** START Data **

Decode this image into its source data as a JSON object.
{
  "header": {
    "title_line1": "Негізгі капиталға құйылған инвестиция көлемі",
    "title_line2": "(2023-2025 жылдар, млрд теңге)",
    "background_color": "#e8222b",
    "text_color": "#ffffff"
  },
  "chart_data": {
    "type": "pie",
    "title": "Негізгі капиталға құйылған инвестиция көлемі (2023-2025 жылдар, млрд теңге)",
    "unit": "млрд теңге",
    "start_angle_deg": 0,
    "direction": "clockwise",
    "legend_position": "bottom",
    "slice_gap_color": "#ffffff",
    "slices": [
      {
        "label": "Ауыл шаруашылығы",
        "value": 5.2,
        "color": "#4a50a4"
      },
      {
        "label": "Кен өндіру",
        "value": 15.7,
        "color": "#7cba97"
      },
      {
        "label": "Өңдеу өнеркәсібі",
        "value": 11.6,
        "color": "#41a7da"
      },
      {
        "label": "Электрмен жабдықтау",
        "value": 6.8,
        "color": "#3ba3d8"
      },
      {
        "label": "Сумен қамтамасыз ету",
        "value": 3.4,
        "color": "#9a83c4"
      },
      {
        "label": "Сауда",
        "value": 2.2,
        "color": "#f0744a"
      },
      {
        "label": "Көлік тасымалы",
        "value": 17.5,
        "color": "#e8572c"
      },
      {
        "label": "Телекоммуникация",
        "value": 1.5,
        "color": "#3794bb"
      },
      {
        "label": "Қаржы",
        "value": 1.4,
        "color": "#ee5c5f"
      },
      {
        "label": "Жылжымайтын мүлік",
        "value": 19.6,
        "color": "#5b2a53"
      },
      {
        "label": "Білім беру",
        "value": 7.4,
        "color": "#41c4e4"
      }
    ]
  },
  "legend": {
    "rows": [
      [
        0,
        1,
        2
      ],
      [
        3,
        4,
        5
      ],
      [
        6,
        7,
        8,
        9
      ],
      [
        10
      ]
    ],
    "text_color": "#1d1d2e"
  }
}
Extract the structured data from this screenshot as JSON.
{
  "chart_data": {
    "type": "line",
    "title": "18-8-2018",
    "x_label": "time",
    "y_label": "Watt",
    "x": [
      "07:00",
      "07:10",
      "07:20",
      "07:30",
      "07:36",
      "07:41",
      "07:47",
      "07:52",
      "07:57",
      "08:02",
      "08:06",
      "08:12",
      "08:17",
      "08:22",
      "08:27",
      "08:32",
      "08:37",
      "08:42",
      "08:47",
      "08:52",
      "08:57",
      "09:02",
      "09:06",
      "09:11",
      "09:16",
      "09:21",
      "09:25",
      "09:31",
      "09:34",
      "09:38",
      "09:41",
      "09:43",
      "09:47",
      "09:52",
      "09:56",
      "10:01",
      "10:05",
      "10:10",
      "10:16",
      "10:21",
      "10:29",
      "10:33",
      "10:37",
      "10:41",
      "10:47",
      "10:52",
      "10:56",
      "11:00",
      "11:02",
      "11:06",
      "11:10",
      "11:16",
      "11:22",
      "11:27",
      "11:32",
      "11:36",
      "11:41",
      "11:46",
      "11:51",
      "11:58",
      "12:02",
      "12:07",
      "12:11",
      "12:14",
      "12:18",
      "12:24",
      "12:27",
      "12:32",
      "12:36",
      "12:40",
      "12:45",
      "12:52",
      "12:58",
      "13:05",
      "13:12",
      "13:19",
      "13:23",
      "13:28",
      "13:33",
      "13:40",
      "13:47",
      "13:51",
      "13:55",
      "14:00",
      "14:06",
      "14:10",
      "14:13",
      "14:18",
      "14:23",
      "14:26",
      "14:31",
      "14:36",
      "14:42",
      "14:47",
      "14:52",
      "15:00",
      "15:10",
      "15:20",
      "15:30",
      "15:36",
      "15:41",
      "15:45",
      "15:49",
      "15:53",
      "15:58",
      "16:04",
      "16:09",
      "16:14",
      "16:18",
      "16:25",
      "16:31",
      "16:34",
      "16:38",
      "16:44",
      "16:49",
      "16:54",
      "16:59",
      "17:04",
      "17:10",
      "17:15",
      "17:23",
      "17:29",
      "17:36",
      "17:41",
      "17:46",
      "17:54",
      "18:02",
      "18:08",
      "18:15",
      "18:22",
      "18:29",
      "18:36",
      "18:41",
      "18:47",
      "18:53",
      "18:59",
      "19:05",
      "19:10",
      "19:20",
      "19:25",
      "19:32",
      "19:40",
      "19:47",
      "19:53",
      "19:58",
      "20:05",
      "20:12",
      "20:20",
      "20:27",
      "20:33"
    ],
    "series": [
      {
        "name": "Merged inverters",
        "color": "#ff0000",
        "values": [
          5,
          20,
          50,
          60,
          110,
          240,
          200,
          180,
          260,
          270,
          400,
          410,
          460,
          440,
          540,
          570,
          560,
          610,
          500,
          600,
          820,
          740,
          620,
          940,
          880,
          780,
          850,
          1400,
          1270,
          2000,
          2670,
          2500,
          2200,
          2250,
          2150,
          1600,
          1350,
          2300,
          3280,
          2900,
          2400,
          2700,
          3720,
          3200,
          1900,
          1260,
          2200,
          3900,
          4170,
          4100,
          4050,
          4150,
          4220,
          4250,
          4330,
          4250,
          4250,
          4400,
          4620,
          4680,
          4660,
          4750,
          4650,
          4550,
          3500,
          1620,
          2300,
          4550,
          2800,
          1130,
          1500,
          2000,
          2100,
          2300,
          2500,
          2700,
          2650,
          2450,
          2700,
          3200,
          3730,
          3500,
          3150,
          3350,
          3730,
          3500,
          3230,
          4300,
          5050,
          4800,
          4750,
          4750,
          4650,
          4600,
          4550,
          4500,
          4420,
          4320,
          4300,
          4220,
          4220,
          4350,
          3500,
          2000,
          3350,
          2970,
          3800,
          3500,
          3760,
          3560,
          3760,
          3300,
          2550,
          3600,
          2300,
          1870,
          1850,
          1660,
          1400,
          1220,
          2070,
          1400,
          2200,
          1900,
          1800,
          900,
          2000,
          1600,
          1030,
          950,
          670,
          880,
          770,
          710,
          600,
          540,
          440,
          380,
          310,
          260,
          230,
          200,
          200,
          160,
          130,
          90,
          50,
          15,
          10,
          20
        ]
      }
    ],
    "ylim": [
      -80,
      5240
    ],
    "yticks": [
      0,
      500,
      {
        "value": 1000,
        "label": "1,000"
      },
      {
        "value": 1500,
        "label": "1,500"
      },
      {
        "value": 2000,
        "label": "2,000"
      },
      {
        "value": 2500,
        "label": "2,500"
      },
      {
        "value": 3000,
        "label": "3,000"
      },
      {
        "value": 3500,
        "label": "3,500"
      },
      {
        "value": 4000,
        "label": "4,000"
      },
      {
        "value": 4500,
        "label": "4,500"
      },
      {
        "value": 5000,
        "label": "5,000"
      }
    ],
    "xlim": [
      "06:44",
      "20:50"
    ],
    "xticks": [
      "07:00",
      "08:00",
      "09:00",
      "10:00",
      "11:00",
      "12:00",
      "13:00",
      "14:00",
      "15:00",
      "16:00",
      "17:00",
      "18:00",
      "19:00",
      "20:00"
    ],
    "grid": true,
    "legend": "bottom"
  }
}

** END Data **

- **Written task**: Using the data above, copy each line that contains "this".

- **Final answer**:
Decode this image into its source data as a JSON object.
Extract the structured data from this screenshot as JSON.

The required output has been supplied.